Extracted information>
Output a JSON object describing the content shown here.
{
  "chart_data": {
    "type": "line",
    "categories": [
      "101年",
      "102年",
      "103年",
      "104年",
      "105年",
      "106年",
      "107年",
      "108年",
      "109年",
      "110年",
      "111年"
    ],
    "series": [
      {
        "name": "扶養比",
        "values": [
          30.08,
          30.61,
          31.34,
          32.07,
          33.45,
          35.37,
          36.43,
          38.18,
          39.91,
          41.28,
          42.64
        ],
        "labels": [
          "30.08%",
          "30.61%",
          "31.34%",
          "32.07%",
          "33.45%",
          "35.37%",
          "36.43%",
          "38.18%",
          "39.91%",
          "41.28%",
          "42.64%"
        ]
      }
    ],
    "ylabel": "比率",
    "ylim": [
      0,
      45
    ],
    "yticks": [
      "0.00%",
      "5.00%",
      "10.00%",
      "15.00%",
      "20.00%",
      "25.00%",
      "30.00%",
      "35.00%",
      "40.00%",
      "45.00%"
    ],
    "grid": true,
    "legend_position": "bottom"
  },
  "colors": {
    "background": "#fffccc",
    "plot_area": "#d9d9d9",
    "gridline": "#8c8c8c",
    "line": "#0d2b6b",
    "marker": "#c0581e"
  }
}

Given instruction> Exactly as shown above, return every record.

Completed exercise>
Output a JSON object describing the content shown here.
{
  "chart_data": {
    "type": "line",
    "categories": [
      "101年",
      "102年",
      "103年",
      "104年",
      "105年",
      "106年",
      "107年",
      "108年",
      "109年",
      "110年",
      "111年"
    ],
    "series": [
      {
        "name": "扶養比",
        "values": [
          30.08,
          30.61,
          31.34,
          32.07,
          33.45,
          35.37,
          36.43,
          38.18,
          39.91,
          41.28,
          42.64
        ],
        "labels": [
          "30.08%",
          "30.61%",
          "31.34%",
          "32.07%",
          "33.45%",
          "35.37%",
          "36.43%",
          "38.18%",
          "39.91%",
          "41.28%",
          "42.64%"
        ]
      }
    ],
    "ylabel": "比率",
    "ylim": [
      0,
      45
    ],
    "yticks": [
      "0.00%",
      "5.00%",
      "10.00%",
      "15.00%",
      "20.00%",
      "25.00%",
      "30.00%",
      "35.00%",
      "40.00%",
      "45.00%"
    ],
    "grid": true,
    "legend_position": "bottom"
  },
  "colors": {
    "background": "#fffccc",
    "plot_area": "#d9d9d9",
    "gridline": "#8c8c8c",
    "line": "#0d2b6b",
    "marker": "#c0581e"
  }
}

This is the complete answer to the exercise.